(Collected data)
"""

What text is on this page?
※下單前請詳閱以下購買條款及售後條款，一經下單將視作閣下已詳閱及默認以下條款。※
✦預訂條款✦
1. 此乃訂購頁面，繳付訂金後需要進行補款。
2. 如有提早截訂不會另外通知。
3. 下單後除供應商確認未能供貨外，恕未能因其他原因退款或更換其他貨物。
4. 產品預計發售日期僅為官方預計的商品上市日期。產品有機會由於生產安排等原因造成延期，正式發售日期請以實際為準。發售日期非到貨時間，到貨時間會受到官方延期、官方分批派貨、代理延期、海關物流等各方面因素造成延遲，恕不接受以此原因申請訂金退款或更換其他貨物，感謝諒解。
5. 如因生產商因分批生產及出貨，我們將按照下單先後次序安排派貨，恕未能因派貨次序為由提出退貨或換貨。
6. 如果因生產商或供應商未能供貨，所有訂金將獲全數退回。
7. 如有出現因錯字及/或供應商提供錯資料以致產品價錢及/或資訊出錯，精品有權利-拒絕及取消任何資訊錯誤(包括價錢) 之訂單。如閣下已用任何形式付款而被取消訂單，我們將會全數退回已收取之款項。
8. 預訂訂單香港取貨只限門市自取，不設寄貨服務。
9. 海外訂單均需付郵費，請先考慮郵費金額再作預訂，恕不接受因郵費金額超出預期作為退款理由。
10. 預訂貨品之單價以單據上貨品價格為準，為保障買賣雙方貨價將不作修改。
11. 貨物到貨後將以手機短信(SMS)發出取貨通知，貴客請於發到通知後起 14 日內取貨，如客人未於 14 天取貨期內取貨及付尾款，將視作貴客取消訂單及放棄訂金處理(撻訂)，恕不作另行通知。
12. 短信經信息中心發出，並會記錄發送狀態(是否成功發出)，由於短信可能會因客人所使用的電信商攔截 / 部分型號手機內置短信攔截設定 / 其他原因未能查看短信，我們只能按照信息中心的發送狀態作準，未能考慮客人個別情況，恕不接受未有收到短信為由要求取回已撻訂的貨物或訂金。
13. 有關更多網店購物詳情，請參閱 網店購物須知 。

"""

**WHAT IS REQUIRED:** From the records above, please extract every line and repeat it exactly.

**EXERCISE ANSWER:**
What text is on this page?
※下單前請詳閱以下購買條款及售後條款，一經下單將視作閣下已詳閱及默認以下條款。※
✦預訂條款✦
1. 此乃訂購頁面，繳付訂金後需要進行補款。
2. 如有提早截訂不會另外通知。
3. 下單後除供應商確認未能供貨外，恕未能因其他原因退款或更換其他貨物。
4. 產品預計發售日期僅為官方預計的商品上市日期。產品有機會由於生產安排等原因造成延期，正式發售日期請以實際為準。發售日期非到貨時間，到貨時間會受到官方延期、官方分批派貨、代理延期、海關物流等各方面因素造成延遲，恕不接受以此原因申請訂金退款或更換其他貨物，感謝諒解。
5. 如因生產商因分批生產及出貨，我們將按照下單先後次序安排派貨，恕未能因派貨次序為由提出退貨或換貨。
6. 如果因生產商或供應商未能供貨，所有訂金將獲全數退回。
7. 如有出現因錯字及/或供應商提供錯資料以致產品價錢及/或資訊出錯，精品有權利-拒絕及取消任何資訊錯誤(包括價錢) 之訂單。如閣下已用任何形式付款而被取消訂單，我們將會全數退回已收取之款項。
8. 預訂訂單香港取貨只限門市自取，不設寄貨服務。
9. 海外訂單均需付郵費，請先考慮郵費金額再作預訂，恕不接受因郵費金額超出預期作為退款理由。
10. 預訂貨品之單價以單據上貨品價格為準，為保障買賣雙方貨價將不作修改。
11. 貨物到貨後將以手機短信(SMS)發出取貨通知，貴客請於發到通知後起 14 日內取貨，如客人未於 14 天取貨期內取貨及付尾款，將視作貴客取消訂單及放棄訂金處理(撻訂)，恕不作另行通知。
12. 短信經信息中心發出，並會記錄發送狀態(是否成功發出)，由於短信可能會因客人所使用的電信商攔截 / 部分型號手機內置短信攔截設定 / 其他原因未能查看短信，我們只能按照信息中心的發送狀態作準，未能考慮客人個別情況，恕不接受未有收到短信為由要求取回已撻訂的貨物或訂金。
13. 有關更多網店購物詳情，請參閱 網店購物須知 。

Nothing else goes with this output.